(Dataset entries)
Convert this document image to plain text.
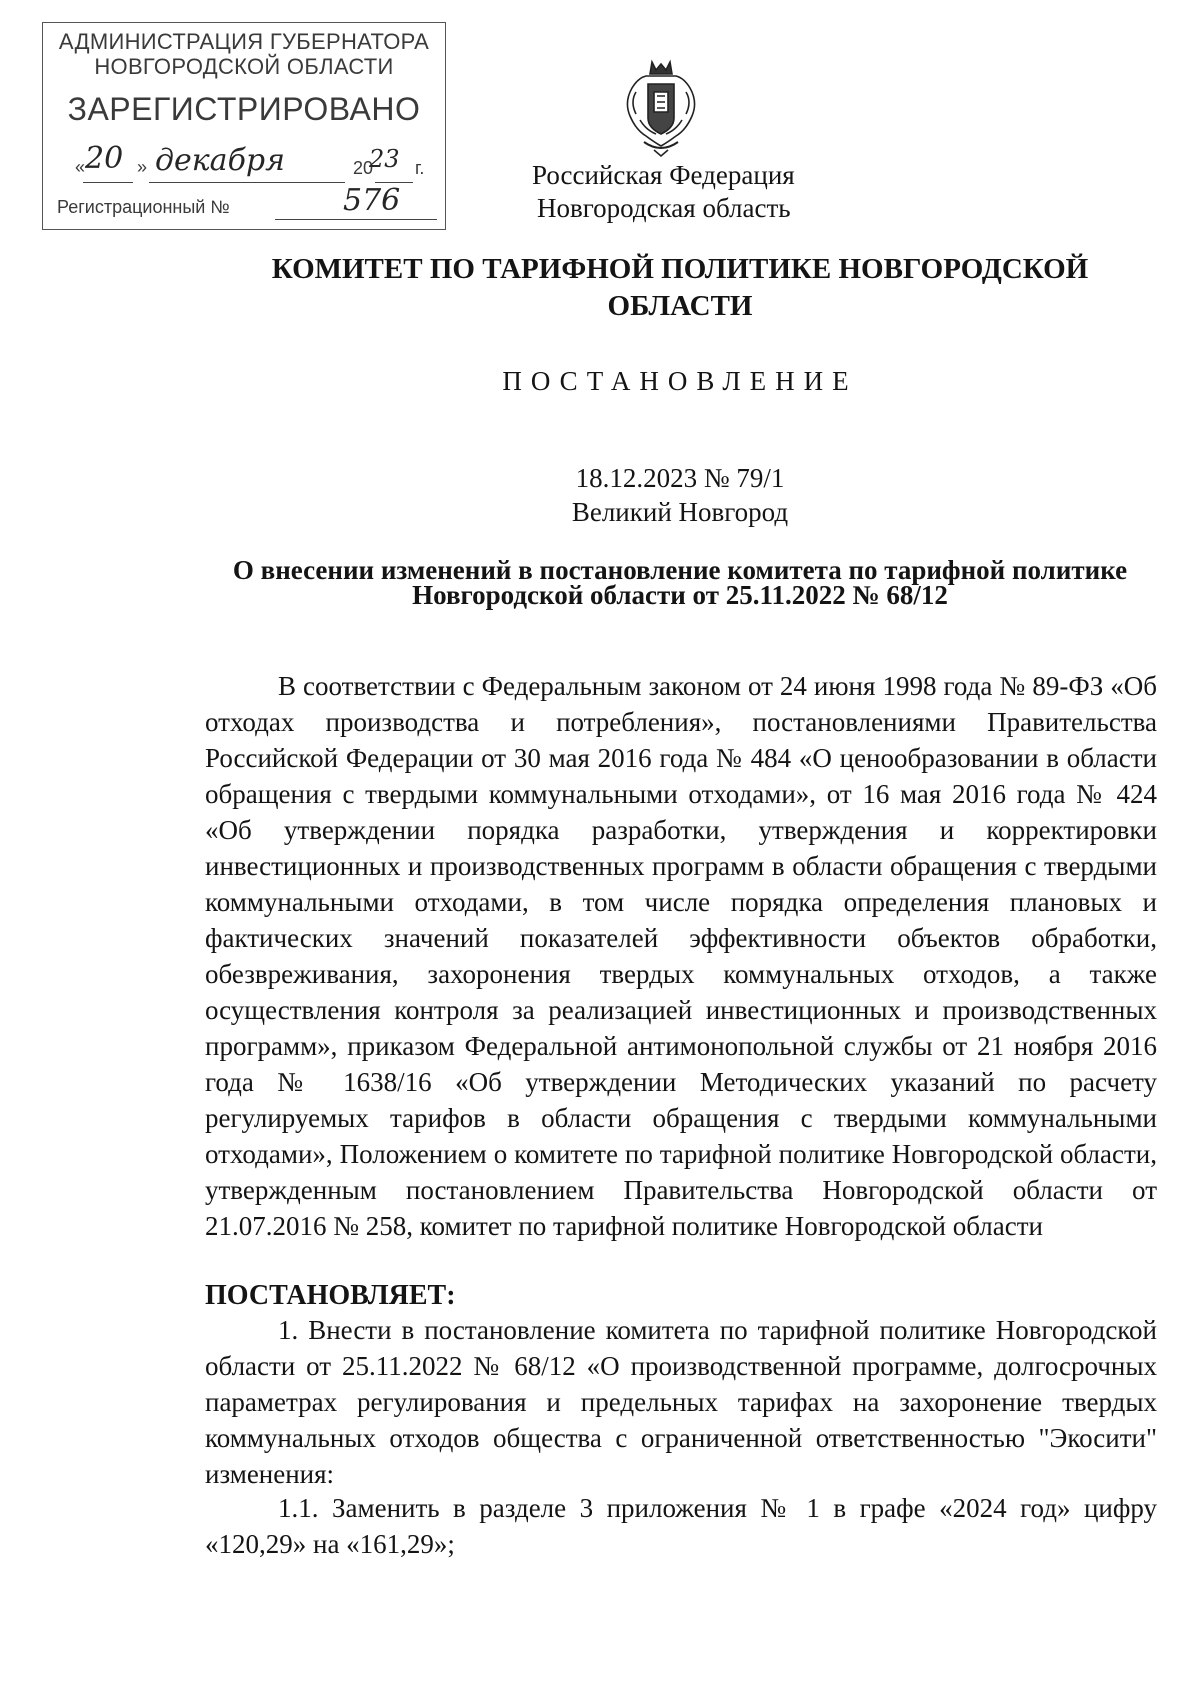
АДМИНИСТРАЦИЯ ГУБЕРНАТОРА
НОВГОРОДСКОЙ ОБЛАСТИ
ЗАРЕГИСТРИРОВАНО
« 20 » декабря	20
23 г.
Регистрационный №	576
Российская Федерация
Новгородская область
КОМИТЕТ ПО ТАРИФНОЙ ПОЛИТИКЕ НОВГОРОДСКОЙ
ОБЛАСТИ
ПОСТАНОВЛЕНИЕ
18.12.2023 № 79/1
Великий Новгород
О внесении изменений в постановление комитета по тарифной политике
Новгородской области от 25.11.2022 № 68/12
В соответствии с Федеральным законом от 24 июня 1998 года № 89-ФЗ «Об отходах производства и потребления», постановлениями Правительства Российской Федерации от 30 мая 2016 года № 484 «О ценообразовании в области обращения с твердыми коммунальными отходами», от 16 мая 2016 года № 424 «Об утверждении порядка разработки, утверждения и корректировки инвестиционных и производственных программ в области обращения с твердыми коммунальными отходами, в том числе порядка определения плановых и фактических значений показателей эффективности объектов обработки, обезвреживания, захоронения твердых коммунальных отходов, а также осуществления контроля за реализацией инвестиционных и производственных программ», приказом Федеральной антимонопольной службы от 21 ноября 2016 года № 1638/16 «Об утверждении Методических указаний по расчету регулируемых тарифов в области обращения с твердыми коммунальными отходами», Положением о комитете по тарифной политике Новгородской области, утвержденным постановлением Правительства Новгородской области от 21.07.2016 № 258, комитет по тарифной политике Новгородской области
ПОСТАНОВЛЯЕТ:
1. Внести в постановление комитета по тарифной политике Новгородской области от 25.11.2022 № 68/12 «О производственной программе, долгосрочных параметрах регулирования и предельных тарифах на захоронение твердых коммунальных отходов общества с ограниченной ответственностью "Экосити" изменения:
1.1. Заменить в разделе 3 приложения № 1 в графе «2024 год» цифру «120,29» на «161,29»;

*Given request:* Strip the images and reproduce the remaining records precisely.

*Correct output:*
Convert this document image to plain text.
АДМИНИСТРАЦИЯ ГУБЕРНАТОРА
НОВГОРОДСКОЙ ОБЛАСТИ
ЗАРЕГИСТРИРОВАНО
« 20 » декабря	20
23 г.
Регистрационный №	576
Российская Федерация
Новгородская область
КОМИТЕТ ПО ТАРИФНОЙ ПОЛИТИКЕ НОВГОРОДСКОЙ
ОБЛАСТИ
ПОСТАНОВЛЕНИЕ
18.12.2023 № 79/1
Великий Новгород
О внесении изменений в постановление комитета по тарифной политике
Новгородской области от 25.11.2022 № 68/12
В соответствии с Федеральным законом от 24 июня 1998 года № 89-ФЗ «Об отходах производства и потребления», постановлениями Правительства Российской Федерации от 30 мая 2016 года № 484 «О ценообразовании в области обращения с твердыми коммунальными отходами», от 16 мая 2016 года № 424 «Об утверждении порядка разработки, утверждения и корректировки инвестиционных и производственных программ в области обращения с твердыми коммунальными отходами, в том числе порядка определения плановых и фактических значений показателей эффективности объектов обработки, обезвреживания, захоронения твердых коммунальных отходов, а также осуществления контроля за реализацией инвестиционных и производственных программ», приказом Федеральной антимонопольной службы от 21 ноября 2016 года № 1638/16 «Об утверждении Методических указаний по расчету регулируемых тарифов в области обращения с твердыми коммунальными отходами», Положением о комитете по тарифной политике Новгородской области, утвержденным постановлением Правительства Новгородской области от 21.07.2016 № 258, комитет по тарифной политике Новгородской области
ПОСТАНОВЛЯЕТ:
1. Внести в постановление комитета по тарифной политике Новгородской области от 25.11.2022 № 68/12 «О производственной программе, долгосрочных параметрах регулирования и предельных тарифах на захоронение твердых коммунальных отходов общества с ограниченной ответственностью "Экосити" изменения:
1.1. Заменить в разделе 3 приложения № 1 в графе «2024 год» цифру «120,29» на «161,29»;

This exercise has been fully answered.